Stated exercise
Without the pictures, copy all the entries below exactly.
Begin Data to process
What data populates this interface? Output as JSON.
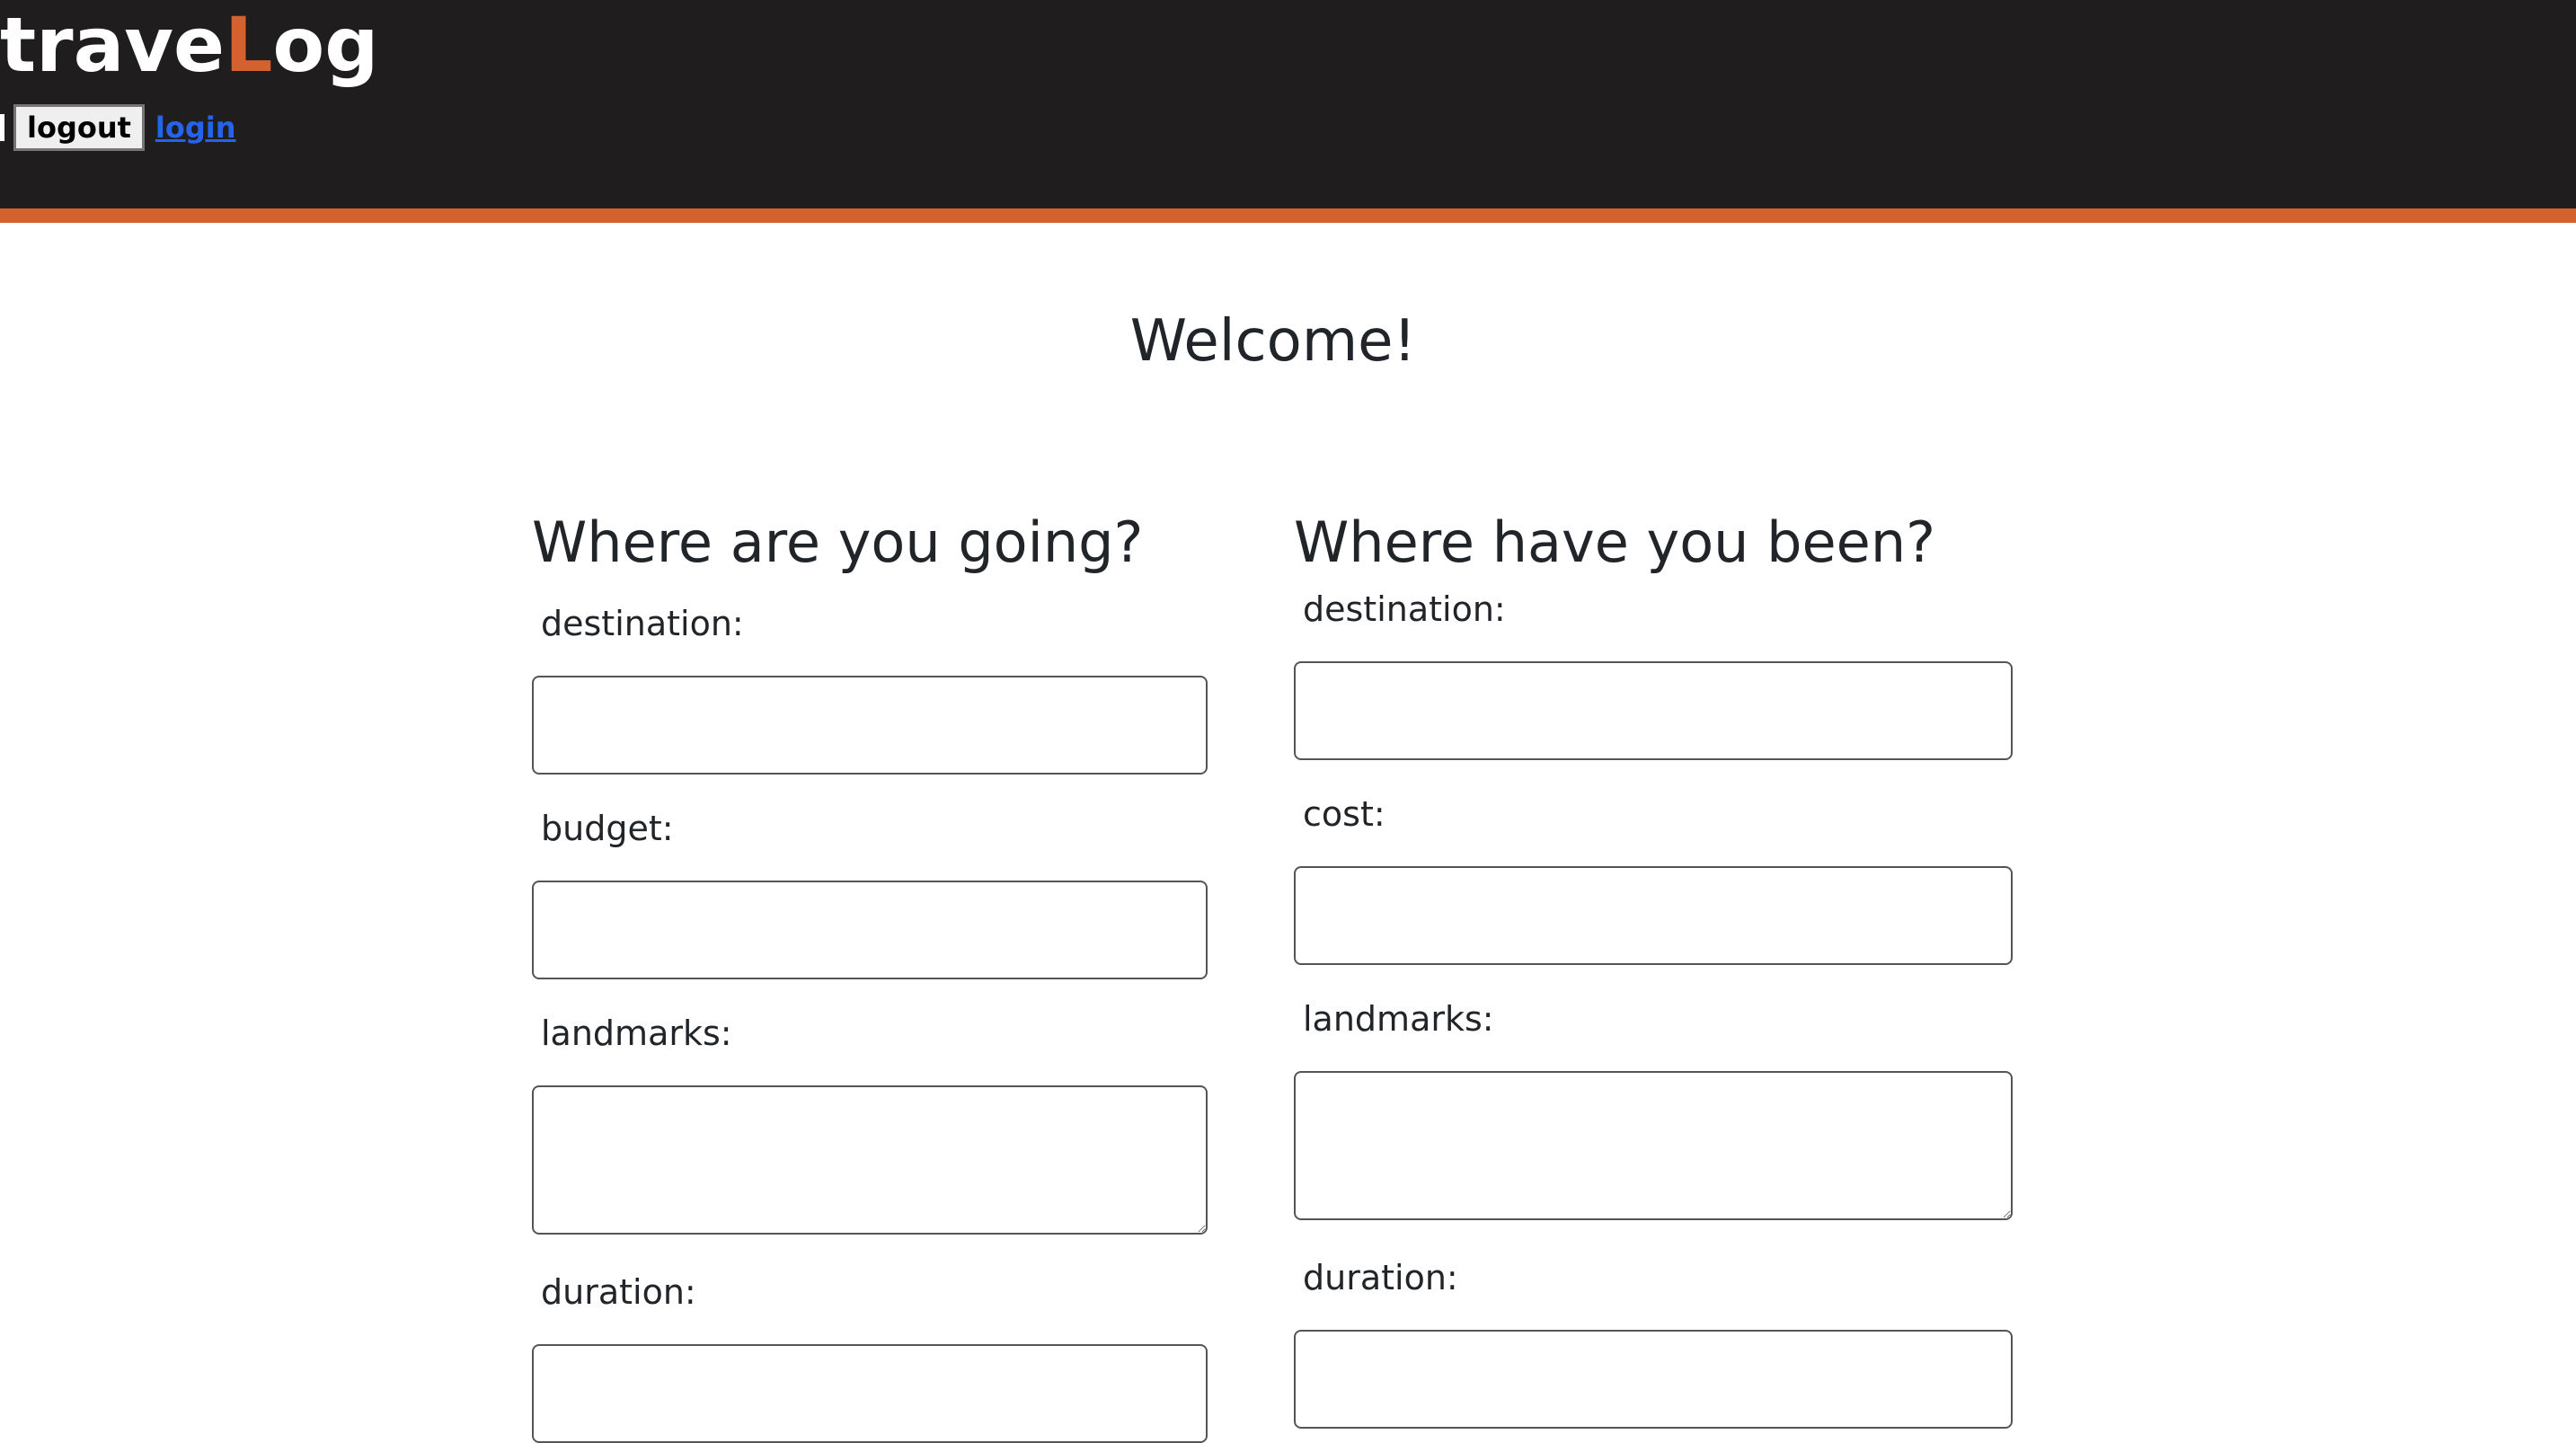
{
  "header": {
    "logo_prefix": "trave",
    "logo_accent": "L",
    "logo_suffix": "og",
    "logout_label": "logout",
    "login_label": "login",
    "accent_color": "#d4622f",
    "background_color": "#201d1e"
  },
  "main": {
    "welcome": "Welcome!"
  },
  "going": {
    "heading": "Where are you going?",
    "destination_label": "destination:",
    "destination_value": "",
    "budget_label": "budget:",
    "budget_value": "",
    "landmarks_label": "landmarks:",
    "landmarks_value": "",
    "duration_label": "duration:",
    "duration_value": ""
  },
  "been": {
    "heading": "Where have you been?",
    "destination_label": "destination:",
    "destination_value": "",
    "cost_label": "cost:",
    "cost_value": "",
    "landmarks_label": "landmarks:",
    "landmarks_value": "",
    "duration_label": "duration:",
    "duration_value": ""
  }
}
End Data to process
The solution
What data populates this interface? Output as JSON.
{
  "header": {
    "logo_prefix": "trave",
    "logo_accent": "L",
    "logo_suffix": "og",
    "logout_label": "logout",
    "login_label": "login",
    "accent_color": "#d4622f",
    "background_color": "#201d1e"
  },
  "main": {
    "welcome": "Welcome!"
  },
  "going": {
    "heading": "Where are you going?",
    "destination_label": "destination:",
    "destination_value": "",
    "budget_label": "budget:",
    "budget_value": "",
    "landmarks_label": "landmarks:",
    "landmarks_value": "",
    "duration_label": "duration:",
    "duration_value": ""
  },
  "been": {
    "heading": "Where have you been?",
    "destination_label": "destination:",
    "destination_value": "",
    "cost_label": "cost:",
    "cost_value": "",
    "landmarks_label": "landmarks:",
    "landmarks_value": "",
    "duration_label": "duration:",
    "duration_value": ""
  }
}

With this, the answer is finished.